YOUR INSTRUCTIONS: Gather the lines that hold the string "ODESZA".

EXERCISE INPUT:
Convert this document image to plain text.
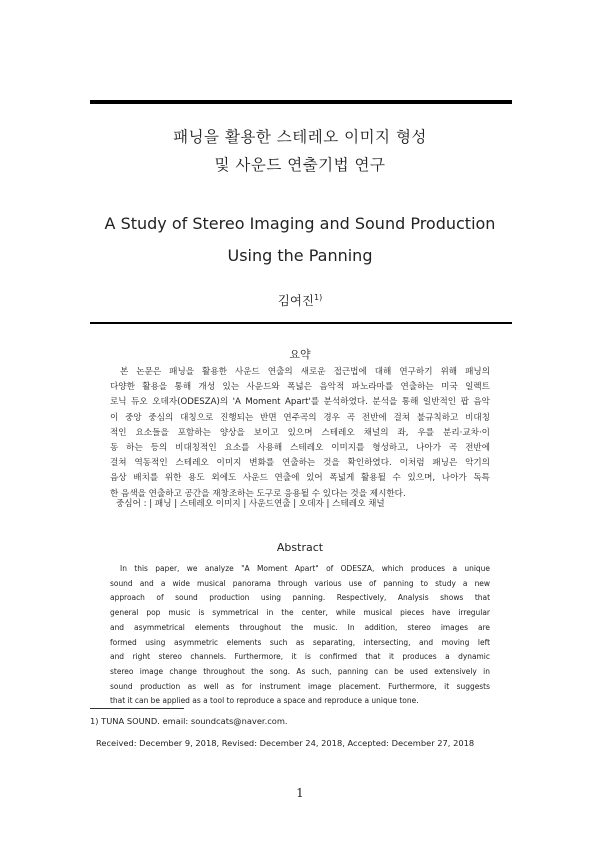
패닝을 활용한 스테레오 이미지 형성
및 사운드 연출기법 연구
A Study of Stereo Imaging and Sound Production
Using the Panning
김여진$^{1)}$
요약
본 논문은 패닝을 활용한 사운드 연출의 새로운 접근법에 대해 연구하기 위해 패닝의
다양한 활용을 통해 개성 있는 사운드와 폭넓은 음악적 파노라마를 연출하는 미국 일렉트
로닉 듀오 오데자(ODESZA)의 'A Moment Apart'를 분석하였다. 분석을 통해 일반적인 팝 음악
이 중앙 중심의 대칭으로 진행되는 반면 연주곡의 경우 곡 전반에 걸쳐 불규칙하고 비대칭
적인 요소들을 포함하는 양상을 보이고 있으며 스테레오 채널의 좌, 우를 분리·교차·이
동 하는 등의 비대칭적인 요소를 사용해 스테레오 이미지를 형성하고, 나아가 곡 전반에
걸쳐 역동적인 스테레오 이미지 변화를 연출하는 것을 확인하였다. 이처럼 패닝은 악기의
음상 배치를 위한 용도 외에도 사운드 연출에 있어 폭넓게 활용될 수 있으며, 나아가 독특
한 음색을 연출하고 공간을 재창조하는 도구로 응용될 수 있다는 것을 제시한다.
중심어 : | 패닝 | 스테레오 이미지 | 사운드연출 | 오데자 | 스테레오 채널
Abstract
In this paper, we analyze "A Moment Apart" of ODESZA, which produces a unique
sound and a wide musical panorama through various use of panning to study a new
approach of sound production using panning. Respectively, Analysis shows that
general pop music is symmetrical in the center, while musical pieces have irregular
and asymmetrical elements throughout the music. In addition, stereo images are
formed using asymmetric elements such as separating, intersecting, and moving left
and right stereo channels. Furthermore, it is confirmed that it produces a dynamic
stereo image change throughout the song. As such, panning can be used extensively in
sound production as well as for instrument image placement. Furthermore, it suggests
that it can be applied as a tool to reproduce a space and reproduce a unique tone.
1) TUNA SOUND. email: soundcats@naver.com.
Received: December 9, 2018, Revised: December 24, 2018, Accepted: December 27, 2018
1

THE ANSWER:
로닉 듀오 오데자(ODESZA)의 'A Moment Apart'를 분석하였다. 분석을 통해 일반적인 팝 음악
In this paper, we analyze "A Moment Apart" of ODESZA, which produces a unique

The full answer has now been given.